* What is required:
Transcribe the whole listing without a single picture.

* Raw records:
________________________
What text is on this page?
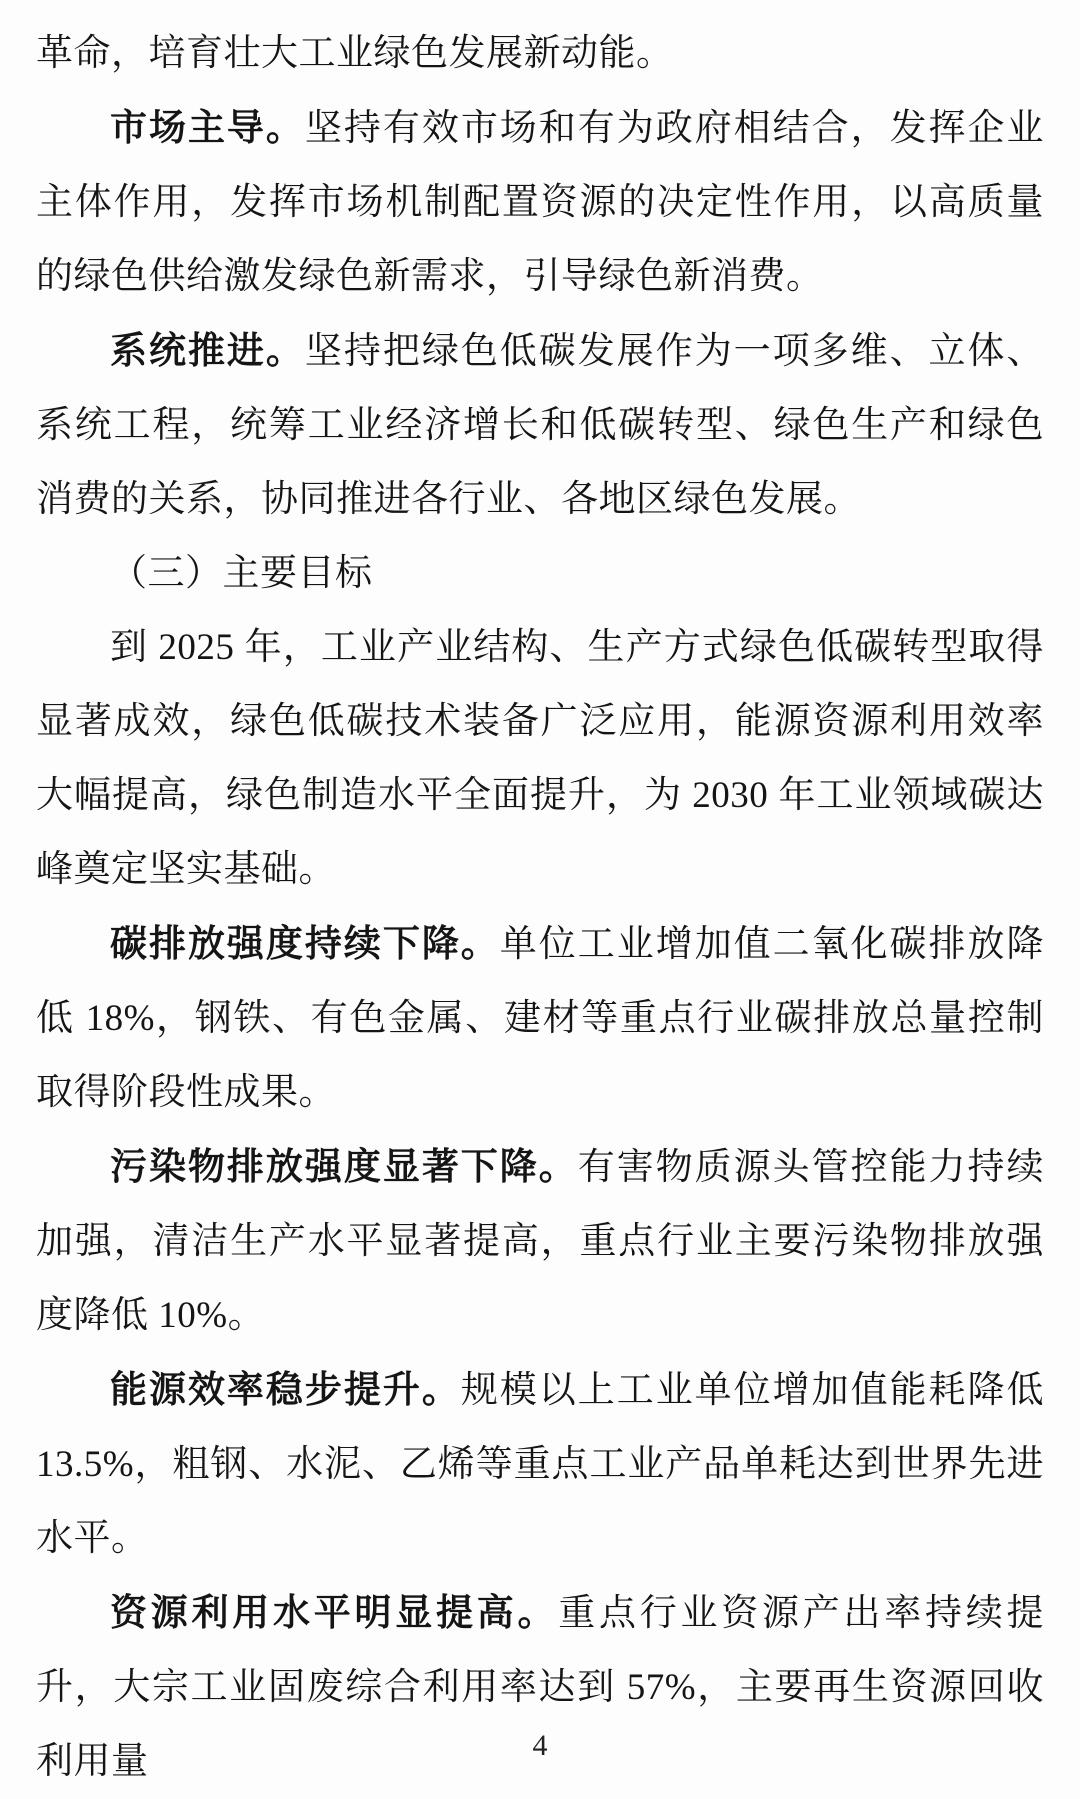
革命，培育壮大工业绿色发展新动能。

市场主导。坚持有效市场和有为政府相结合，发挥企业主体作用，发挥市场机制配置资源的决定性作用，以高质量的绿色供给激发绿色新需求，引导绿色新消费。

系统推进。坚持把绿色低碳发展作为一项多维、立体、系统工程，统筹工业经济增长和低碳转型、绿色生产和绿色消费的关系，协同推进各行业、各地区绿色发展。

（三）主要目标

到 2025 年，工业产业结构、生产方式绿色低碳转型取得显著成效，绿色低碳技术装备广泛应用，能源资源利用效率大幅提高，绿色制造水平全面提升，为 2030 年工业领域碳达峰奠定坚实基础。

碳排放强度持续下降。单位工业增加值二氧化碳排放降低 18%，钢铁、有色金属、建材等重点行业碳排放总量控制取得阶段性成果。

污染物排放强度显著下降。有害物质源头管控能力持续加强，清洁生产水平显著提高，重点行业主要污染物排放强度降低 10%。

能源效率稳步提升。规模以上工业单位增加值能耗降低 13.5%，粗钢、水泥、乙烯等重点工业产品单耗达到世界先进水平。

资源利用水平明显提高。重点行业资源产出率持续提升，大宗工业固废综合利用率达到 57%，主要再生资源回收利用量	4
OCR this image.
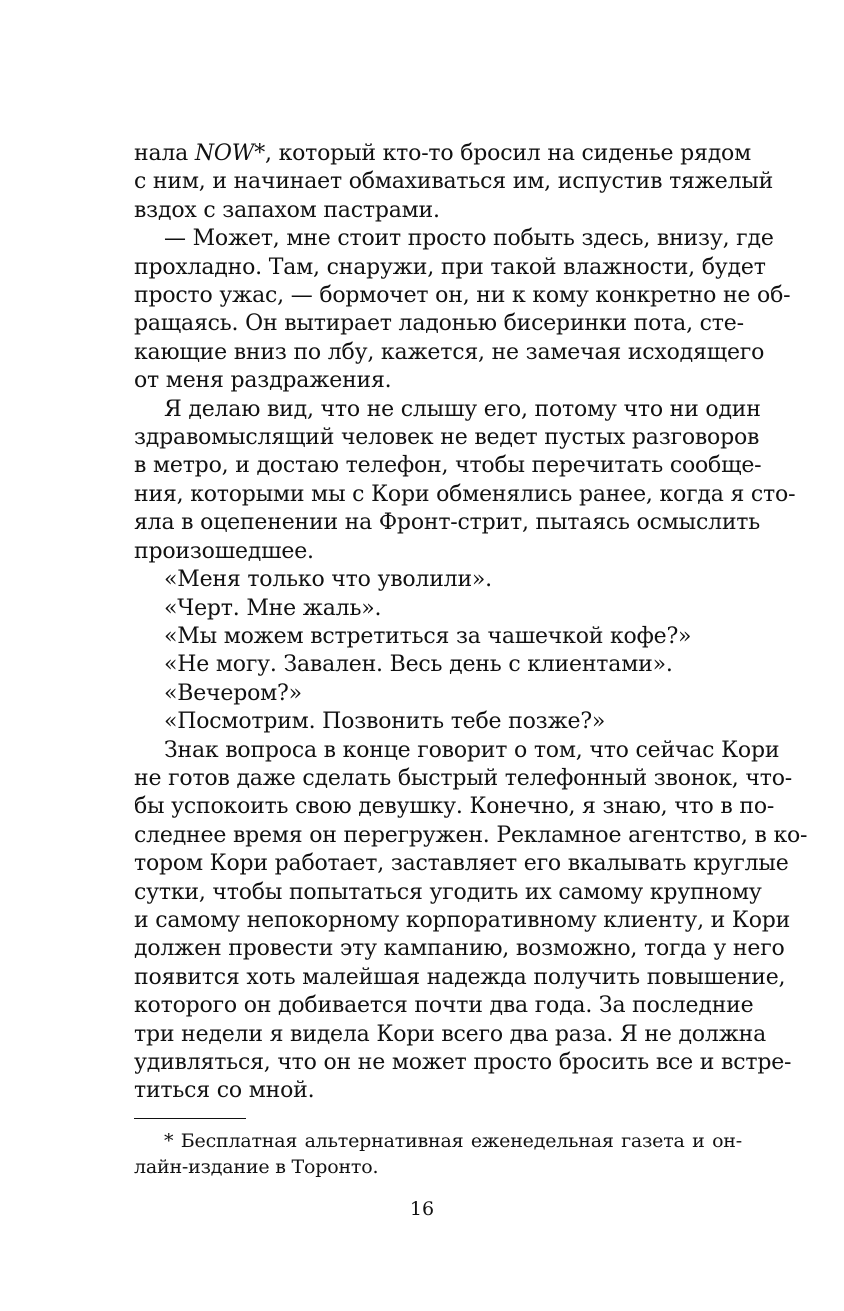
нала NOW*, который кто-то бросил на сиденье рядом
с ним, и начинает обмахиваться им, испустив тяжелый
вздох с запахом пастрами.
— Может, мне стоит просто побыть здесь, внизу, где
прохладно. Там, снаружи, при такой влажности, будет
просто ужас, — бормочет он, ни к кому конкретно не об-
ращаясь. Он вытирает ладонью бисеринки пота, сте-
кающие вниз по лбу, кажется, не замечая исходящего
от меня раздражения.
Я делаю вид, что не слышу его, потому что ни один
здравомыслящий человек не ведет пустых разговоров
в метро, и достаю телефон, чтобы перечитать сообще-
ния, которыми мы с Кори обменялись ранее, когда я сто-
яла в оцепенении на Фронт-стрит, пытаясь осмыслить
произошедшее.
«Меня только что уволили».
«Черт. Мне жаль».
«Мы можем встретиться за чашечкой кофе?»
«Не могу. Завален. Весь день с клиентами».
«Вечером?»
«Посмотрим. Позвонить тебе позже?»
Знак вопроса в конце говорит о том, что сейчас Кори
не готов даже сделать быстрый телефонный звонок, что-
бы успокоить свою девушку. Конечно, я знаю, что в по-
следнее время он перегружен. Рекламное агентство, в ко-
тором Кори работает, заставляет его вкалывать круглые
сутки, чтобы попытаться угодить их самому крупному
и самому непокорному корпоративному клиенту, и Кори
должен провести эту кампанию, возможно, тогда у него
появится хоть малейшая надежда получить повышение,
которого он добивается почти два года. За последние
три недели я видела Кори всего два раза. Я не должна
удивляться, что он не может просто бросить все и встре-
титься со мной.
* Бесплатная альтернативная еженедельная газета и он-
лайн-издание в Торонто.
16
________________________
* Task result:
What text is on this page?
革命，培育壮大工业绿色发展新动能。

市场主导。坚持有效市场和有为政府相结合，发挥企业主体作用，发挥市场机制配置资源的决定性作用，以高质量的绿色供给激发绿色新需求，引导绿色新消费。

系统推进。坚持把绿色低碳发展作为一项多维、立体、系统工程，统筹工业经济增长和低碳转型、绿色生产和绿色消费的关系，协同推进各行业、各地区绿色发展。

（三）主要目标

到 2025 年，工业产业结构、生产方式绿色低碳转型取得显著成效，绿色低碳技术装备广泛应用，能源资源利用效率大幅提高，绿色制造水平全面提升，为 2030 年工业领域碳达峰奠定坚实基础。

碳排放强度持续下降。单位工业增加值二氧化碳排放降低 18%，钢铁、有色金属、建材等重点行业碳排放总量控制取得阶段性成果。

污染物排放强度显著下降。有害物质源头管控能力持续加强，清洁生产水平显著提高，重点行业主要污染物排放强度降低 10%。

能源效率稳步提升。规模以上工业单位增加值能耗降低 13.5%，粗钢、水泥、乙烯等重点工业产品单耗达到世界先进水平。

资源利用水平明显提高。重点行业资源产出率持续提升，大宗工业固废综合利用率达到 57%，主要再生资源回收利用量	4
OCR this image.
нала NOW*, который кто-то бросил на сиденье рядом
с ним, и начинает обмахиваться им, испустив тяжелый
вздох с запахом пастрами.
— Может, мне стоит просто побыть здесь, внизу, где
прохладно. Там, снаружи, при такой влажности, будет
просто ужас, — бормочет он, ни к кому конкретно не об-
ращаясь. Он вытирает ладонью бисеринки пота, сте-
кающие вниз по лбу, кажется, не замечая исходящего
от меня раздражения.
Я делаю вид, что не слышу его, потому что ни один
здравомыслящий человек не ведет пустых разговоров
в метро, и достаю телефон, чтобы перечитать сообще-
ния, которыми мы с Кори обменялись ранее, когда я сто-
яла в оцепенении на Фронт-стрит, пытаясь осмыслить
произошедшее.
«Меня только что уволили».
«Черт. Мне жаль».
«Мы можем встретиться за чашечкой кофе?»
«Не могу. Завален. Весь день с клиентами».
«Вечером?»
«Посмотрим. Позвонить тебе позже?»
Знак вопроса в конце говорит о том, что сейчас Кори
не готов даже сделать быстрый телефонный звонок, что-
бы успокоить свою девушку. Конечно, я знаю, что в по-
следнее время он перегружен. Рекламное агентство, в ко-
тором Кори работает, заставляет его вкалывать круглые
сутки, чтобы попытаться угодить их самому крупному
и самому непокорному корпоративному клиенту, и Кори
должен провести эту кампанию, возможно, тогда у него
появится хоть малейшая надежда получить повышение,
которого он добивается почти два года. За последние
три недели я видела Кори всего два раза. Я не должна
удивляться, что он не может просто бросить все и встре-
титься со мной.
* Бесплатная альтернативная еженедельная газета и он-
лайн-издание в Торонто.
16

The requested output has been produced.